= SET PROBLEM =
Select, from the data, each line where "并由乙方按已用的" occurs.

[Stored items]
+++

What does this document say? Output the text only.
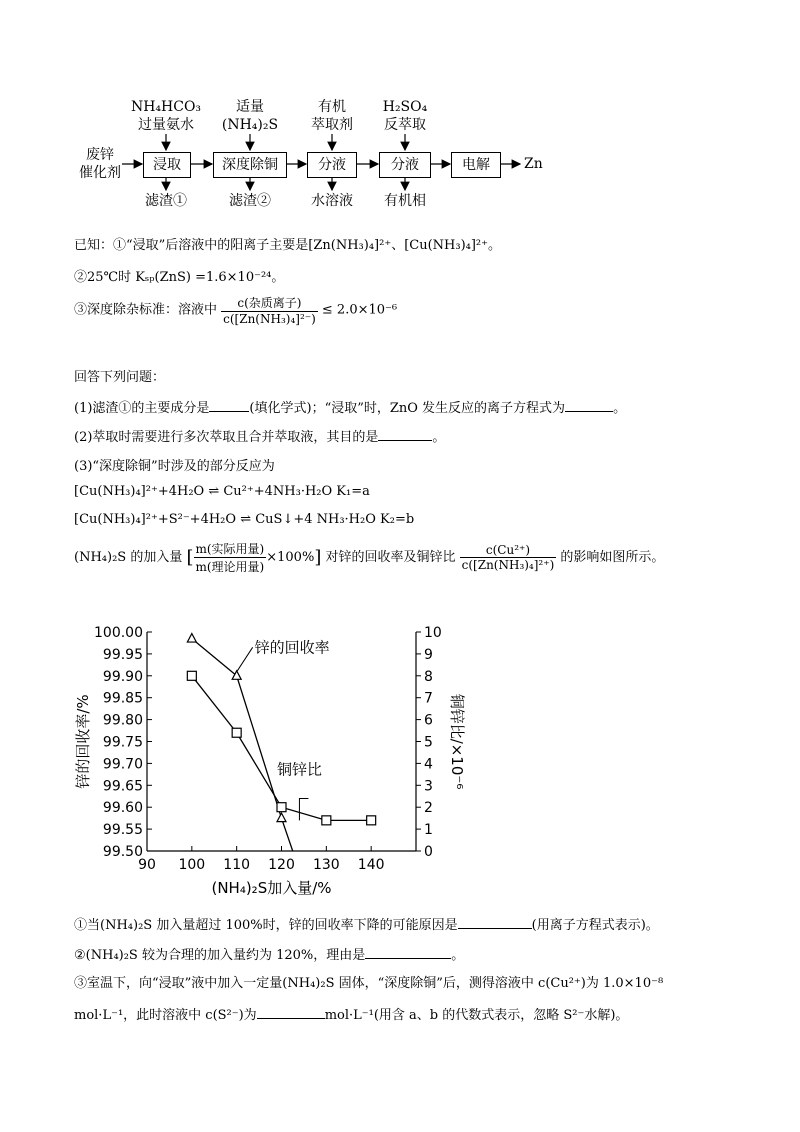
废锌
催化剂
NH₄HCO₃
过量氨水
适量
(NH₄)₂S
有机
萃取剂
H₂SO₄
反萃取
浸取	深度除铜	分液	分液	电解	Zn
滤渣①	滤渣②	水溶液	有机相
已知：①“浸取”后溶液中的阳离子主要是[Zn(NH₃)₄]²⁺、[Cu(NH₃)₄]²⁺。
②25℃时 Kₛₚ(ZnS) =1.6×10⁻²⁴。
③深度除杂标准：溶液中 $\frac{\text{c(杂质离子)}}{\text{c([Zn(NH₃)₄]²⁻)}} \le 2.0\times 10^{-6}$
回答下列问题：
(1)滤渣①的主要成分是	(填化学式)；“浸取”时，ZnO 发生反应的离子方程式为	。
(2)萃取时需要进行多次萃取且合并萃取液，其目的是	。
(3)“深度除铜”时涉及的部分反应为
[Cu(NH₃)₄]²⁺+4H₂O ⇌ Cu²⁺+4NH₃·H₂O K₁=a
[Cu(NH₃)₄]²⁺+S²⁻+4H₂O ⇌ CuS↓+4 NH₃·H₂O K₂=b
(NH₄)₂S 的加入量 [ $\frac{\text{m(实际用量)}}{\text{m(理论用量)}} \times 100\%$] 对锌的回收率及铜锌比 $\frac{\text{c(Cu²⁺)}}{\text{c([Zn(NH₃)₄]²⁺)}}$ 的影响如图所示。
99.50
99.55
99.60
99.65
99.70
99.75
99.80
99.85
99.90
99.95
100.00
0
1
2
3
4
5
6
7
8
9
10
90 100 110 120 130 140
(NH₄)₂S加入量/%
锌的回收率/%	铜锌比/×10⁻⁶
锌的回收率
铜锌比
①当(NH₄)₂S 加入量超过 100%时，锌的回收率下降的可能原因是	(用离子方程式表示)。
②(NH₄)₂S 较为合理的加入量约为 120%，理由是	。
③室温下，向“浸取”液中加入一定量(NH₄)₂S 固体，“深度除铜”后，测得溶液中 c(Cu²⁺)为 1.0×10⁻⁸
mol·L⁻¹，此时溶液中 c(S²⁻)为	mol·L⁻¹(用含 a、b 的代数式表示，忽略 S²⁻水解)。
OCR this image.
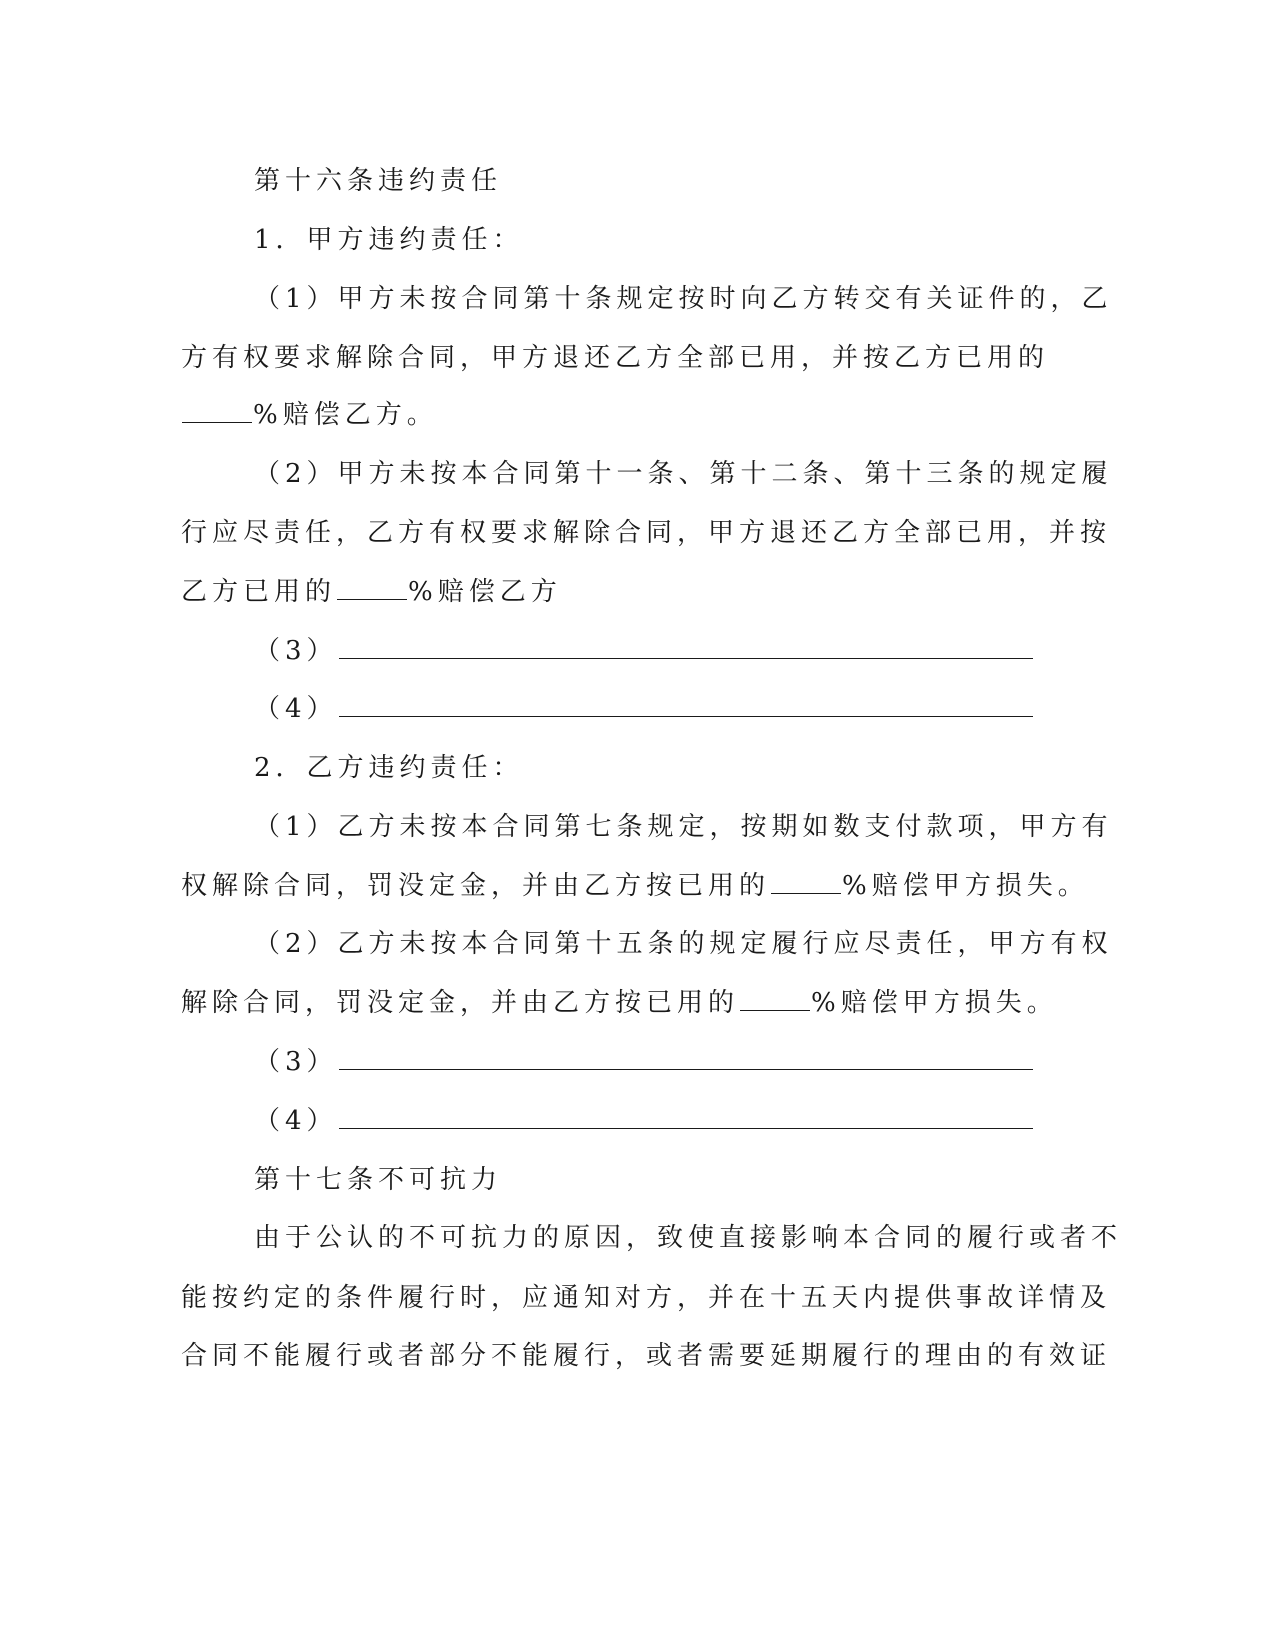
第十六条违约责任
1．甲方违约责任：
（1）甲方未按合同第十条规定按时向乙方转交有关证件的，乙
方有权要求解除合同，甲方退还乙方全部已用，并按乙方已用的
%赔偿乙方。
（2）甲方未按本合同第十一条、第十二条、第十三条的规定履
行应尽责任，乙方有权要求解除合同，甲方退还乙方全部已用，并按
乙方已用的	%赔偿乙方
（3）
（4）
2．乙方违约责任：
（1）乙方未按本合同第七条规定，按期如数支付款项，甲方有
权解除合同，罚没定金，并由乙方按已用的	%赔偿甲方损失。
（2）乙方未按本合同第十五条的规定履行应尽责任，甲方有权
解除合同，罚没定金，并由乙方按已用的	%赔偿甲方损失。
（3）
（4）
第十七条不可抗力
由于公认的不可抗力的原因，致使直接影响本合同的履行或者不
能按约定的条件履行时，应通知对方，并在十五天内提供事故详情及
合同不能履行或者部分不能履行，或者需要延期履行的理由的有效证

+++

= FINAL RESULT =
权解除合同，罚没定金，并由乙方按已用的	%赔偿甲方损失。
解除合同，罚没定金，并由乙方按已用的	%赔偿甲方损失。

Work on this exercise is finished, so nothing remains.